What to work on =>
Go through the listing and copy every line word for word.

Records contained in a dataset =>
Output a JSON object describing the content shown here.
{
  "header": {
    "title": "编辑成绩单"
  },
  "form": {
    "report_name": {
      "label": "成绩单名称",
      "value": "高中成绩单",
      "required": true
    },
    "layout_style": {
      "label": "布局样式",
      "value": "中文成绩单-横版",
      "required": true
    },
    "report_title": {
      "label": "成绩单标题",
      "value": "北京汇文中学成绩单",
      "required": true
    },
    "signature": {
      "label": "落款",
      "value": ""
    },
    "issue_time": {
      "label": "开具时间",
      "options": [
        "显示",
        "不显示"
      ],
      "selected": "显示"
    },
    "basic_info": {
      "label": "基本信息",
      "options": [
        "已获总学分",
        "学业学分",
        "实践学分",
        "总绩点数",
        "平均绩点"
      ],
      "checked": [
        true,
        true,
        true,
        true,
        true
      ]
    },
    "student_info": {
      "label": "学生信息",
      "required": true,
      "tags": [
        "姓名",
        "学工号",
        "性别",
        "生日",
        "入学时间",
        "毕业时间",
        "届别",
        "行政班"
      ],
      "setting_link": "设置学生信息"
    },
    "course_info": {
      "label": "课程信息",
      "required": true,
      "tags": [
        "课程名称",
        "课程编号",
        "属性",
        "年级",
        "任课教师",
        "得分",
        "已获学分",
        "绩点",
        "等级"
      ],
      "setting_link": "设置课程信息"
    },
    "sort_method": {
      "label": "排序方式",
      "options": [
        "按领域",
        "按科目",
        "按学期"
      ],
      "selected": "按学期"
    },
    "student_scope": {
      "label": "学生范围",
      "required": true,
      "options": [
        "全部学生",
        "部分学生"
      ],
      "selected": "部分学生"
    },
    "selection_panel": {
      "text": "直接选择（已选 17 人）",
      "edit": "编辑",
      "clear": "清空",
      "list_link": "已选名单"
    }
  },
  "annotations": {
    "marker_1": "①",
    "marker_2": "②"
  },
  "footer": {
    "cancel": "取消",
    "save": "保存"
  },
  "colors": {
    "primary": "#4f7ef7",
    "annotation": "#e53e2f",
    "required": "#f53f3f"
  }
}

Response to this exercise =>
Output a JSON object describing the content shown here.
{
  "header": {
    "title": "编辑成绩单"
  },
  "form": {
    "report_name": {
      "label": "成绩单名称",
      "value": "高中成绩单",
      "required": true
    },
    "layout_style": {
      "label": "布局样式",
      "value": "中文成绩单-横版",
      "required": true
    },
    "report_title": {
      "label": "成绩单标题",
      "value": "北京汇文中学成绩单",
      "required": true
    },
    "signature": {
      "label": "落款",
      "value": ""
    },
    "issue_time": {
      "label": "开具时间",
      "options": [
        "显示",
        "不显示"
      ],
      "selected": "显示"
    },
    "basic_info": {
      "label": "基本信息",
      "options": [
        "已获总学分",
        "学业学分",
        "实践学分",
        "总绩点数",
        "平均绩点"
      ],
      "checked": [
        true,
        true,
        true,
        true,
        true
      ]
    },
    "student_info": {
      "label": "学生信息",
      "required": true,
      "tags": [
        "姓名",
        "学工号",
        "性别",
        "生日",
        "入学时间",
        "毕业时间",
        "届别",
        "行政班"
      ],
      "setting_link": "设置学生信息"
    },
    "course_info": {
      "label": "课程信息",
      "required": true,
      "tags": [
        "课程名称",
        "课程编号",
        "属性",
        "年级",
        "任课教师",
        "得分",
        "已获学分",
        "绩点",
        "等级"
      ],
      "setting_link": "设置课程信息"
    },
    "sort_method": {
      "label": "排序方式",
      "options": [
        "按领域",
        "按科目",
        "按学期"
      ],
      "selected": "按学期"
    },
    "student_scope": {
      "label": "学生范围",
      "required": true,
      "options": [
        "全部学生",
        "部分学生"
      ],
      "selected": "部分学生"
    },
    "selection_panel": {
      "text": "直接选择（已选 17 人）",
      "edit": "编辑",
      "clear": "清空",
      "list_link": "已选名单"
    }
  },
  "annotations": {
    "marker_1": "①",
    "marker_2": "②"
  },
  "footer": {
    "cancel": "取消",
    "save": "保存"
  },
  "colors": {
    "primary": "#4f7ef7",
    "annotation": "#e53e2f",
    "required": "#f53f3f"
  }
}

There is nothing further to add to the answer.